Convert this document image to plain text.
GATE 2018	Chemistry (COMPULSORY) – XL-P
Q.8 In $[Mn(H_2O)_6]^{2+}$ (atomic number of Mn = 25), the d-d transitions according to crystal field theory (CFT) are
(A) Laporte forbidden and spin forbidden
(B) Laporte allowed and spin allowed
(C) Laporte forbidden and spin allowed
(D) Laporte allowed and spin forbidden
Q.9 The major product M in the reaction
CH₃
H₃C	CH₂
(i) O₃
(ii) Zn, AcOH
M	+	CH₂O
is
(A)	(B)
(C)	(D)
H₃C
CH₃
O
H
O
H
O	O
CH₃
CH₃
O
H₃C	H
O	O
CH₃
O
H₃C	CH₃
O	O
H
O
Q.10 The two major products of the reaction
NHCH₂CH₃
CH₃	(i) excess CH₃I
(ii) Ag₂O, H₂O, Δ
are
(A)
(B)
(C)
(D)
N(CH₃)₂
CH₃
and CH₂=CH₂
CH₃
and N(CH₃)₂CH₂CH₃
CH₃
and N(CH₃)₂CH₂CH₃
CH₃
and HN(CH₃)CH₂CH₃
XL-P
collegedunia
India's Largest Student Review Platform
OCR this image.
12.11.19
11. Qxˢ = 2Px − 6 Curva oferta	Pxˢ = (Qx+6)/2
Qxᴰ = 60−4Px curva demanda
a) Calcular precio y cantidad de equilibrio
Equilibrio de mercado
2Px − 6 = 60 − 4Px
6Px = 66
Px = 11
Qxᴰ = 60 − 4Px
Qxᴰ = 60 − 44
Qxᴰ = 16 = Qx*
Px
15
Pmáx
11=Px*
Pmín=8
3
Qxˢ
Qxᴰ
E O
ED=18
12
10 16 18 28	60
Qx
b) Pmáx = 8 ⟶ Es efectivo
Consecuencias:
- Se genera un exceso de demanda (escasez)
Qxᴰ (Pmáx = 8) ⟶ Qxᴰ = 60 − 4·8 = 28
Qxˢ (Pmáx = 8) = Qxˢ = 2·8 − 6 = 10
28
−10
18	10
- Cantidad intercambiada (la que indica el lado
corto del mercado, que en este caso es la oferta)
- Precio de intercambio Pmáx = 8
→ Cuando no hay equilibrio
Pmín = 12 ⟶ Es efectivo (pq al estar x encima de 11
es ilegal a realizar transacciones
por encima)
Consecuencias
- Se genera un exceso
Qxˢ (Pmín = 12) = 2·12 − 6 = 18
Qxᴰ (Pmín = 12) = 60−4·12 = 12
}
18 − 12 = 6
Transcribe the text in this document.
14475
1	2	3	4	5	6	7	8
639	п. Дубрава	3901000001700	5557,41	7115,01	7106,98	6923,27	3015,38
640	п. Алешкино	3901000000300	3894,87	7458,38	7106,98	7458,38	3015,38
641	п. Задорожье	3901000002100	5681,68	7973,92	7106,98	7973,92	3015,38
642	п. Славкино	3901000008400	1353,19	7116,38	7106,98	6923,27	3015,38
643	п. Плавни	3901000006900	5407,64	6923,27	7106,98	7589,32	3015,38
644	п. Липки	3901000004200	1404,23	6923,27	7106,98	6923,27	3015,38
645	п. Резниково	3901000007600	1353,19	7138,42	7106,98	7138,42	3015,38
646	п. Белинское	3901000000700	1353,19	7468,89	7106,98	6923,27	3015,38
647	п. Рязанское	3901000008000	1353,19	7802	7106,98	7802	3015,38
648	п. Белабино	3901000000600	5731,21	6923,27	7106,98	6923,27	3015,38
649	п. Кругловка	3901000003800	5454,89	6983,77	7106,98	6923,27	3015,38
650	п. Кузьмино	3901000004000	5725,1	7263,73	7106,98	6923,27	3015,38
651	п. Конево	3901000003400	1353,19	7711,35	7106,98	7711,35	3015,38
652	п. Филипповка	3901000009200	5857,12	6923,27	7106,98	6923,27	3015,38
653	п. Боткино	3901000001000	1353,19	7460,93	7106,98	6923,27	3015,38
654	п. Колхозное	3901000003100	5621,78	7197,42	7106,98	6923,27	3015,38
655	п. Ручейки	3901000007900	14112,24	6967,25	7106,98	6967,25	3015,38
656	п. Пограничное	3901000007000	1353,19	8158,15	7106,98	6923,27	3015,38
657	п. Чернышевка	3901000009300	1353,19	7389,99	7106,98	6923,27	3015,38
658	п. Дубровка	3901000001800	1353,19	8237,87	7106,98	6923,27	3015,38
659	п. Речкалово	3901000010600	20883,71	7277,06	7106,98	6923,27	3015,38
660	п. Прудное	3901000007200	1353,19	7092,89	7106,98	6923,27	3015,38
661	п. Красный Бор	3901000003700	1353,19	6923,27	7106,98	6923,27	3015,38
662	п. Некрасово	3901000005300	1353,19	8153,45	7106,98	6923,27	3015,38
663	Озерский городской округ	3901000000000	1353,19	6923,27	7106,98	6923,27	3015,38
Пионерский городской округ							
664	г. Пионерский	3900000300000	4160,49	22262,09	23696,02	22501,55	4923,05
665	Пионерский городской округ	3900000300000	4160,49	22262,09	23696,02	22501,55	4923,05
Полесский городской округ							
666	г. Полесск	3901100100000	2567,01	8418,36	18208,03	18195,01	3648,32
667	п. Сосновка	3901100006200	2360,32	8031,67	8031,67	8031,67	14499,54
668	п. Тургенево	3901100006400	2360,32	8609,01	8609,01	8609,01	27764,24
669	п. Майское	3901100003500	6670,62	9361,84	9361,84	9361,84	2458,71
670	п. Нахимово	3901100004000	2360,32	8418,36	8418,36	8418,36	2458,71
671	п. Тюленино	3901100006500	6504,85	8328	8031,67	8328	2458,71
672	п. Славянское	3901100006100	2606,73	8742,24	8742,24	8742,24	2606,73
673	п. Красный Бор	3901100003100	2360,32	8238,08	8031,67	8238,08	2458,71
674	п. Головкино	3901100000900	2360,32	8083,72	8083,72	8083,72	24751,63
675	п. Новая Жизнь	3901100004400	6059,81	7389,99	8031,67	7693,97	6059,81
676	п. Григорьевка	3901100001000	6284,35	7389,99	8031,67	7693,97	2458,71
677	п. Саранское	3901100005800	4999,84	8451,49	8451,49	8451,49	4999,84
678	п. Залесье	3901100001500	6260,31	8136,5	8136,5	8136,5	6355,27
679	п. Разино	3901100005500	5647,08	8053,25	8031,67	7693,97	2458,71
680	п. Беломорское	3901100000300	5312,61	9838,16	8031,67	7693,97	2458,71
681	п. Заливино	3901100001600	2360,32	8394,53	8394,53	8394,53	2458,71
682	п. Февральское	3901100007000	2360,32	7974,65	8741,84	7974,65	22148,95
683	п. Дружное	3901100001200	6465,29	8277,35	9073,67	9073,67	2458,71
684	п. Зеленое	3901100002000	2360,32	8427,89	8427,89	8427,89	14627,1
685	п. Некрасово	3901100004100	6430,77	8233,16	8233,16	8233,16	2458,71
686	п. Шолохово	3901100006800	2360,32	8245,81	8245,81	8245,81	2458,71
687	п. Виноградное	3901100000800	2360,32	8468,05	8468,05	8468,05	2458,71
_ _ _ _
§ Goal:
Write out all of the records above exactly as they appear.

§ Written reply:
Convert this document image to plain text.
GATE 2018	Chemistry (COMPULSORY) – XL-P
Q.8 In $[Mn(H_2O)_6]^{2+}$ (atomic number of Mn = 25), the d-d transitions according to crystal field theory (CFT) are
(A) Laporte forbidden and spin forbidden
(B) Laporte allowed and spin allowed
(C) Laporte forbidden and spin allowed
(D) Laporte allowed and spin forbidden
Q.9 The major product M in the reaction
CH₃
H₃C	CH₂
(i) O₃
(ii) Zn, AcOH
M	+	CH₂O
is
(A)	(B)
(C)	(D)
H₃C
CH₃
O
H
O
H
O	O
CH₃
CH₃
O
H₃C	H
O	O
CH₃
O
H₃C	CH₃
O	O
H
O
Q.10 The two major products of the reaction
NHCH₂CH₃
CH₃	(i) excess CH₃I
(ii) Ag₂O, H₂O, Δ
are
(A)
(B)
(C)
(D)
N(CH₃)₂
CH₃
and CH₂=CH₂
CH₃
and N(CH₃)₂CH₂CH₃
CH₃
and N(CH₃)₂CH₂CH₃
CH₃
and HN(CH₃)CH₂CH₃
XL-P
collegedunia
India's Largest Student Review Platform
OCR this image.
12.11.19
11. Qxˢ = 2Px − 6 Curva oferta	Pxˢ = (Qx+6)/2
Qxᴰ = 60−4Px curva demanda
a) Calcular precio y cantidad de equilibrio
Equilibrio de mercado
2Px − 6 = 60 − 4Px
6Px = 66
Px = 11
Qxᴰ = 60 − 4Px
Qxᴰ = 60 − 44
Qxᴰ = 16 = Qx*
Px
15
Pmáx
11=Px*
Pmín=8
3
Qxˢ
Qxᴰ
E O
ED=18
12
10 16 18 28	60
Qx
b) Pmáx = 8 ⟶ Es efectivo
Consecuencias:
- Se genera un exceso de demanda (escasez)
Qxᴰ (Pmáx = 8) ⟶ Qxᴰ = 60 − 4·8 = 28
Qxˢ (Pmáx = 8) = Qxˢ = 2·8 − 6 = 10
28
−10
18	10
- Cantidad intercambiada (la que indica el lado
corto del mercado, que en este caso es la oferta)
- Precio de intercambio Pmáx = 8
→ Cuando no hay equilibrio
Pmín = 12 ⟶ Es efectivo (pq al estar x encima de 11
es ilegal a realizar transacciones
por encima)
Consecuencias
- Se genera un exceso
Qxˢ (Pmín = 12) = 2·12 − 6 = 18
Qxᴰ (Pmín = 12) = 60−4·12 = 12
}
18 − 12 = 6
Transcribe the text in this document.
14475
1	2	3	4	5	6	7	8
639	п. Дубрава	3901000001700	5557,41	7115,01	7106,98	6923,27	3015,38
640	п. Алешкино	3901000000300	3894,87	7458,38	7106,98	7458,38	3015,38
641	п. Задорожье	3901000002100	5681,68	7973,92	7106,98	7973,92	3015,38
642	п. Славкино	3901000008400	1353,19	7116,38	7106,98	6923,27	3015,38
643	п. Плавни	3901000006900	5407,64	6923,27	7106,98	7589,32	3015,38
644	п. Липки	3901000004200	1404,23	6923,27	7106,98	6923,27	3015,38
645	п. Резниково	3901000007600	1353,19	7138,42	7106,98	7138,42	3015,38
646	п. Белинское	3901000000700	1353,19	7468,89	7106,98	6923,27	3015,38
647	п. Рязанское	3901000008000	1353,19	7802	7106,98	7802	3015,38
648	п. Белабино	3901000000600	5731,21	6923,27	7106,98	6923,27	3015,38
649	п. Кругловка	3901000003800	5454,89	6983,77	7106,98	6923,27	3015,38
650	п. Кузьмино	3901000004000	5725,1	7263,73	7106,98	6923,27	3015,38
651	п. Конево	3901000003400	1353,19	7711,35	7106,98	7711,35	3015,38
652	п. Филипповка	3901000009200	5857,12	6923,27	7106,98	6923,27	3015,38
653	п. Боткино	3901000001000	1353,19	7460,93	7106,98	6923,27	3015,38
654	п. Колхозное	3901000003100	5621,78	7197,42	7106,98	6923,27	3015,38
655	п. Ручейки	3901000007900	14112,24	6967,25	7106,98	6967,25	3015,38
656	п. Пограничное	3901000007000	1353,19	8158,15	7106,98	6923,27	3015,38
657	п. Чернышевка	3901000009300	1353,19	7389,99	7106,98	6923,27	3015,38
658	п. Дубровка	3901000001800	1353,19	8237,87	7106,98	6923,27	3015,38
659	п. Речкалово	3901000010600	20883,71	7277,06	7106,98	6923,27	3015,38
660	п. Прудное	3901000007200	1353,19	7092,89	7106,98	6923,27	3015,38
661	п. Красный Бор	3901000003700	1353,19	6923,27	7106,98	6923,27	3015,38
662	п. Некрасово	3901000005300	1353,19	8153,45	7106,98	6923,27	3015,38
663	Озерский городской округ	3901000000000	1353,19	6923,27	7106,98	6923,27	3015,38
Пионерский городской округ							
664	г. Пионерский	3900000300000	4160,49	22262,09	23696,02	22501,55	4923,05
665	Пионерский городской округ	3900000300000	4160,49	22262,09	23696,02	22501,55	4923,05
Полесский городской округ							
666	г. Полесск	3901100100000	2567,01	8418,36	18208,03	18195,01	3648,32
667	п. Сосновка	3901100006200	2360,32	8031,67	8031,67	8031,67	14499,54
668	п. Тургенево	3901100006400	2360,32	8609,01	8609,01	8609,01	27764,24
669	п. Майское	3901100003500	6670,62	9361,84	9361,84	9361,84	2458,71
670	п. Нахимово	3901100004000	2360,32	8418,36	8418,36	8418,36	2458,71
671	п. Тюленино	3901100006500	6504,85	8328	8031,67	8328	2458,71
672	п. Славянское	3901100006100	2606,73	8742,24	8742,24	8742,24	2606,73
673	п. Красный Бор	3901100003100	2360,32	8238,08	8031,67	8238,08	2458,71
674	п. Головкино	3901100000900	2360,32	8083,72	8083,72	8083,72	24751,63
675	п. Новая Жизнь	3901100004400	6059,81	7389,99	8031,67	7693,97	6059,81
676	п. Григорьевка	3901100001000	6284,35	7389,99	8031,67	7693,97	2458,71
677	п. Саранское	3901100005800	4999,84	8451,49	8451,49	8451,49	4999,84
678	п. Залесье	3901100001500	6260,31	8136,5	8136,5	8136,5	6355,27
679	п. Разино	3901100005500	5647,08	8053,25	8031,67	7693,97	2458,71
680	п. Беломорское	3901100000300	5312,61	9838,16	8031,67	7693,97	2458,71
681	п. Заливино	3901100001600	2360,32	8394,53	8394,53	8394,53	2458,71
682	п. Февральское	3901100007000	2360,32	7974,65	8741,84	7974,65	22148,95
683	п. Дружное	3901100001200	6465,29	8277,35	9073,67	9073,67	2458,71
684	п. Зеленое	3901100002000	2360,32	8427,89	8427,89	8427,89	14627,1
685	п. Некрасово	3901100004100	6430,77	8233,16	8233,16	8233,16	2458,71
686	п. Шолохово	3901100006800	2360,32	8245,81	8245,81	8245,81	2458,71
687	п. Виноградное	3901100000800	2360,32	8468,05	8468,05	8468,05	2458,71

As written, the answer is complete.